OBJECTIVE:
Your answer should be a single number: the count of lines that include the word "desktop".

━━━━━━━━━━━━━━━━━━━━

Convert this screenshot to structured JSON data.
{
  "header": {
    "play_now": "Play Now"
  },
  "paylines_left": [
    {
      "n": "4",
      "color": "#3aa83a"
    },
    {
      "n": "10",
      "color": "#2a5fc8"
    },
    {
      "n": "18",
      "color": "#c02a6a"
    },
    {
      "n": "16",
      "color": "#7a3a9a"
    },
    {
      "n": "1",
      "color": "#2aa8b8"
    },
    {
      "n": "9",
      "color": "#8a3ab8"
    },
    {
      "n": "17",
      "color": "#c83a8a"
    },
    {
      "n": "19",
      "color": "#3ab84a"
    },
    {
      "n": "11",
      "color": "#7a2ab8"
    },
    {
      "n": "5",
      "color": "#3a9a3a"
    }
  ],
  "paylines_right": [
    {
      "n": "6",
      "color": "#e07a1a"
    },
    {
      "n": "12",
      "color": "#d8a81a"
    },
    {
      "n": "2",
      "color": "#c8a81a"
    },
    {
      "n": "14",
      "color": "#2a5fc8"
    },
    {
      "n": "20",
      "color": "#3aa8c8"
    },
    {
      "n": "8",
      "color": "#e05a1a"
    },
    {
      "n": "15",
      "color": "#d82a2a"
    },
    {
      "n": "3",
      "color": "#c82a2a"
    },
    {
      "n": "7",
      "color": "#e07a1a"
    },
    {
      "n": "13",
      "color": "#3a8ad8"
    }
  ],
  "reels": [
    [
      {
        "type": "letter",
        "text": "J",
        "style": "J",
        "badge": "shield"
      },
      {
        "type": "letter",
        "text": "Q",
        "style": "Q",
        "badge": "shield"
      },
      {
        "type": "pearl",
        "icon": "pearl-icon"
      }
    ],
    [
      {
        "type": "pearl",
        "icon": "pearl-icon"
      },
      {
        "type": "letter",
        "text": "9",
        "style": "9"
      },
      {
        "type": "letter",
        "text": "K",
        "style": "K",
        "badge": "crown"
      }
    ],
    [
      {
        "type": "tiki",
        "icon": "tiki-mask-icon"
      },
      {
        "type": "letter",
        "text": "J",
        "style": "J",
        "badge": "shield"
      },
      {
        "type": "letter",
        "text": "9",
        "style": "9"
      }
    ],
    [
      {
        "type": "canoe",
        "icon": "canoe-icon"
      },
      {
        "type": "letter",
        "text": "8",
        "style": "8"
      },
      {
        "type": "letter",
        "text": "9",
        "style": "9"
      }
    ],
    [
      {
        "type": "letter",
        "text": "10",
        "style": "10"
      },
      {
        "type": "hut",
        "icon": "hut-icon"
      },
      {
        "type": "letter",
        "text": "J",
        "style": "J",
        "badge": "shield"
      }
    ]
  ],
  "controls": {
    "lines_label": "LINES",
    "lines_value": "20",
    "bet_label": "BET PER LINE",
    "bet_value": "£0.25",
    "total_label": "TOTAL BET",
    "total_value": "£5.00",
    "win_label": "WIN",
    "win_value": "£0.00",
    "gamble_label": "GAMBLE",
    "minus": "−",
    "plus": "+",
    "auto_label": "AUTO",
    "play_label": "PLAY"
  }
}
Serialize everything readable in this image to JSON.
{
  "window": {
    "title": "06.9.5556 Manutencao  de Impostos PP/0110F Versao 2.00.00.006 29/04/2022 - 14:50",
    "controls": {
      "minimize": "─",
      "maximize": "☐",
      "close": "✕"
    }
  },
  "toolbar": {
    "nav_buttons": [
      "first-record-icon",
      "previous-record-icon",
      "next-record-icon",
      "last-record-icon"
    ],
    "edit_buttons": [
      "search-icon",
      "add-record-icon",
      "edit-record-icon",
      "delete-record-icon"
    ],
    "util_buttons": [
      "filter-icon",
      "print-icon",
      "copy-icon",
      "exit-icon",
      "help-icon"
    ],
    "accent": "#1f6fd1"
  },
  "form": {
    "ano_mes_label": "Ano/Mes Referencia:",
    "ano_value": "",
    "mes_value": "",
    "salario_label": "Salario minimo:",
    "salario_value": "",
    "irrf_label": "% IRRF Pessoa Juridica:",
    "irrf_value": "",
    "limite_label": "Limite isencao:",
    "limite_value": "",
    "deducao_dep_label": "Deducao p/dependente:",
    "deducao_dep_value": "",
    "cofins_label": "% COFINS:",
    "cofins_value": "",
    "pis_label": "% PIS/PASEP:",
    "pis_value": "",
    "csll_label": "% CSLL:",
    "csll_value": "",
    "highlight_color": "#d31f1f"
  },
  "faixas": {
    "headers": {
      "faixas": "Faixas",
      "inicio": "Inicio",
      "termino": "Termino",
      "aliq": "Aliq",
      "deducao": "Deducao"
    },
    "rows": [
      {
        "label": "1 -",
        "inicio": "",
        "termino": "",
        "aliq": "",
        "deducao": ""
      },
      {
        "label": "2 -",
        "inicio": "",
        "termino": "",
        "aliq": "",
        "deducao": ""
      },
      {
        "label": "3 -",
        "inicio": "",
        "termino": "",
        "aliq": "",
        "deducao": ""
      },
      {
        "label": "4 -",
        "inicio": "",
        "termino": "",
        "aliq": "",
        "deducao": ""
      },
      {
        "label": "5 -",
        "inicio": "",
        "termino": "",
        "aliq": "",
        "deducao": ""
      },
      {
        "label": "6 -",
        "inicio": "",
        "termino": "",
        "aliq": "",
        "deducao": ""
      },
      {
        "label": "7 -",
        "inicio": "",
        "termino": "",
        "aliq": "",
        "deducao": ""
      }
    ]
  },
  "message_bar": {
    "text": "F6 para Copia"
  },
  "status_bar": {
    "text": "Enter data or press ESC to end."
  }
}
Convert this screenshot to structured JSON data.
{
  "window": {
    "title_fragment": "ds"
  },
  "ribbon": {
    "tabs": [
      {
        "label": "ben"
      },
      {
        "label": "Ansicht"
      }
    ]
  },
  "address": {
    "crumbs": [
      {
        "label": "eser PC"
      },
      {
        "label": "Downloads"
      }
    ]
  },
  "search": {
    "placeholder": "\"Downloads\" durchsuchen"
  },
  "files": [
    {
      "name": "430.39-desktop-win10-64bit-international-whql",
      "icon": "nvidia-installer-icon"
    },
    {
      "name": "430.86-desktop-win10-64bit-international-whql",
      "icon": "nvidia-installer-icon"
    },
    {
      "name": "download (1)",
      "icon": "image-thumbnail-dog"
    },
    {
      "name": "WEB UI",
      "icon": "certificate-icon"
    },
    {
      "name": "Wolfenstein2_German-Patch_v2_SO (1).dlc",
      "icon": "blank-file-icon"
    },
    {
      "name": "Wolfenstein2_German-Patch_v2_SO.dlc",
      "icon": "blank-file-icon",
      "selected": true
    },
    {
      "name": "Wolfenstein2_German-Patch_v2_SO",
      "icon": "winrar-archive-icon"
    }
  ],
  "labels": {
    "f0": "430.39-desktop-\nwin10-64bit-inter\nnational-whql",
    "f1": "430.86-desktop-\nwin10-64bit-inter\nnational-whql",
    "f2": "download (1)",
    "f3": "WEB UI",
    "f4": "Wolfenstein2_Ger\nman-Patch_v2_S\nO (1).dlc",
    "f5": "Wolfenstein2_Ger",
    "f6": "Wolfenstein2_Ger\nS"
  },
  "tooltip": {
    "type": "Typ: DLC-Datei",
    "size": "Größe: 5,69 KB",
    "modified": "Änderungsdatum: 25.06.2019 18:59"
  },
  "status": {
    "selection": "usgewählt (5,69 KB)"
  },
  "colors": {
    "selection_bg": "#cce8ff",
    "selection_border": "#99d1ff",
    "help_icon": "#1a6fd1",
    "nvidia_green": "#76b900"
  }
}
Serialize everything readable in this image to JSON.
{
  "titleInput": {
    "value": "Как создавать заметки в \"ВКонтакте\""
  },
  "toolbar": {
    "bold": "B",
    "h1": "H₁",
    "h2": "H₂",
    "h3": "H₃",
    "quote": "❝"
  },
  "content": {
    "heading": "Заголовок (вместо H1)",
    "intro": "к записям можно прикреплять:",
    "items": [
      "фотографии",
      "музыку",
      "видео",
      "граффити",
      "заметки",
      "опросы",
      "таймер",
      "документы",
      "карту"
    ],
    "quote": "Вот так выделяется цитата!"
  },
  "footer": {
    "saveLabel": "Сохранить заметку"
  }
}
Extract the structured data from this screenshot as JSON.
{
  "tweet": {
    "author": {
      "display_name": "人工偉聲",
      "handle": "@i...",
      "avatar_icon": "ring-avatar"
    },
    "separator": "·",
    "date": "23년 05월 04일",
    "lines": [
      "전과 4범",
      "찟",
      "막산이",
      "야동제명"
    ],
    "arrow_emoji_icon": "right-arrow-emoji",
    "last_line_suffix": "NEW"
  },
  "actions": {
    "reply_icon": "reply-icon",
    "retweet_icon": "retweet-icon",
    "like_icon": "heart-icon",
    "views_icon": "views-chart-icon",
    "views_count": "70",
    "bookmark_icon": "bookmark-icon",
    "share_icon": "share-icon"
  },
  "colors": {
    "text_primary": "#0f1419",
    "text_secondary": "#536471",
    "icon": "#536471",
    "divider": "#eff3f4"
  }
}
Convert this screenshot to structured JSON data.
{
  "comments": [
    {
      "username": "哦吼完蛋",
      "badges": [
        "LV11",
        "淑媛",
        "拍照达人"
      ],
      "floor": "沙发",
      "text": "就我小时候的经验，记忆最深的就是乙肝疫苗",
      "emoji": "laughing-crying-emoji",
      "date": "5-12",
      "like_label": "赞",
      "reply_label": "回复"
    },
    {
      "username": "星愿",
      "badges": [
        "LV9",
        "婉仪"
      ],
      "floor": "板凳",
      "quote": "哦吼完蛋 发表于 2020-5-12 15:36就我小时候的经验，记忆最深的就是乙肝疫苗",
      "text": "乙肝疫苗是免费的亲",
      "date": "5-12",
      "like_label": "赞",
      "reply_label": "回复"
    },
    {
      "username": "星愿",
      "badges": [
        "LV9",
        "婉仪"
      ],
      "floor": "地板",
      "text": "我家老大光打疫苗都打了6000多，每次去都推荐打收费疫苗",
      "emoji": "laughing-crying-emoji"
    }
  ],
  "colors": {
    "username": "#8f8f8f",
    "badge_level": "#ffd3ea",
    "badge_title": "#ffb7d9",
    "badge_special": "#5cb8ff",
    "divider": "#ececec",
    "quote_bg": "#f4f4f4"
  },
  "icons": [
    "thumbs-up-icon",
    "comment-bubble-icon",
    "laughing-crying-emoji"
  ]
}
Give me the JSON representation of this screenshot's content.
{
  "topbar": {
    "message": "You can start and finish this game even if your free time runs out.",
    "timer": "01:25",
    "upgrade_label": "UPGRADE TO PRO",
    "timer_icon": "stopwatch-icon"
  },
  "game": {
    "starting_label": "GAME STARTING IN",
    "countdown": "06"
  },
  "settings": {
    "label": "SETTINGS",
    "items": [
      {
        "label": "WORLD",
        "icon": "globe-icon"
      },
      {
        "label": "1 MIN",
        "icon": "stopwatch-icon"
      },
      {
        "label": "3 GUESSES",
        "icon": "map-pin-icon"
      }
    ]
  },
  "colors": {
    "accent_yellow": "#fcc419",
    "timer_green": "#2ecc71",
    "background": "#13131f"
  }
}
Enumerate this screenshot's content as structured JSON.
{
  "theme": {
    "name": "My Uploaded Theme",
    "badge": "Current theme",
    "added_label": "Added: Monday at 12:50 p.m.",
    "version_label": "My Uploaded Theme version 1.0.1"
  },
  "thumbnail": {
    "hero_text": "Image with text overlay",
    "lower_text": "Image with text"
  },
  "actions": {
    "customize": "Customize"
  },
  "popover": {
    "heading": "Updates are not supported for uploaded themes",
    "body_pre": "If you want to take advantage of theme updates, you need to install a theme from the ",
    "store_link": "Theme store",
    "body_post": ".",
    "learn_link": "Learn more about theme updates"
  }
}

━━━━━━━━━━━━━━━━━━━━

THE RESPONSE:
4